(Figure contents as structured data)
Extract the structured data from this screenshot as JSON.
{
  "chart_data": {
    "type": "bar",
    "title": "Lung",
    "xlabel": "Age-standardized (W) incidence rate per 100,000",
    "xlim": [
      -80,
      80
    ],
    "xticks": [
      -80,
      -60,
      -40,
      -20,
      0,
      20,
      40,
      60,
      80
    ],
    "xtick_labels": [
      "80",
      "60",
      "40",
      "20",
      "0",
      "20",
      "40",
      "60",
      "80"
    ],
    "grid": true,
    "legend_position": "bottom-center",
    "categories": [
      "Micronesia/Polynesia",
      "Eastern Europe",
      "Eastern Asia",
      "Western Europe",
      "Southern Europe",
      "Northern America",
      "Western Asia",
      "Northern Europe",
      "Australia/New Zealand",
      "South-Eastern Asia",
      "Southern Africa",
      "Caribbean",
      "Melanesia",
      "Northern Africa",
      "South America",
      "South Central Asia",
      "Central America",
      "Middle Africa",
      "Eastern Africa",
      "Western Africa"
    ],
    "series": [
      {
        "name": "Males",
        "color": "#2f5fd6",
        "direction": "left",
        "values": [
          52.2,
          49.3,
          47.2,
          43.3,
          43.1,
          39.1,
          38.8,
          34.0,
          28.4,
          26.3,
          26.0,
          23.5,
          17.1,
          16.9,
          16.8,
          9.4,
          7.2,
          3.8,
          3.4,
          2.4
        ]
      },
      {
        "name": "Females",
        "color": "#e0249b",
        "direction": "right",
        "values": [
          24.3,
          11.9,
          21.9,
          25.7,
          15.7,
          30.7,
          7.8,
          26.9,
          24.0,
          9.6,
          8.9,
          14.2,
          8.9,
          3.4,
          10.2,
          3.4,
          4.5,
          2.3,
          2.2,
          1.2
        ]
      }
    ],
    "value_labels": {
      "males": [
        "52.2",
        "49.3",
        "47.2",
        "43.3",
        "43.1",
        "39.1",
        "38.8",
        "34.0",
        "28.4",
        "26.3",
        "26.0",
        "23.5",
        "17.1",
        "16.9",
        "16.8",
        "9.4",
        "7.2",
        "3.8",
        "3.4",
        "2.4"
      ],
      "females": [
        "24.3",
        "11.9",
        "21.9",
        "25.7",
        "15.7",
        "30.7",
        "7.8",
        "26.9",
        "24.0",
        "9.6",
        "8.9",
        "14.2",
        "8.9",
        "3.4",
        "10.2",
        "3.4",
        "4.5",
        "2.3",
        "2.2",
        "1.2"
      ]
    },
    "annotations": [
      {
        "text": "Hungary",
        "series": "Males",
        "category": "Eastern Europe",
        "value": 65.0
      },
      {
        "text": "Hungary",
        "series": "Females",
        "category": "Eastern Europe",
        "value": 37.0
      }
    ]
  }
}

Written task: Using the listing above, return all lines where the word "Europe" occurs.

Complete answer:
      "Eastern Europe",
      "Western Europe",
      "Southern Europe",
      "Northern Europe",
        "category": "Eastern Europe",
        "category": "Eastern Europe",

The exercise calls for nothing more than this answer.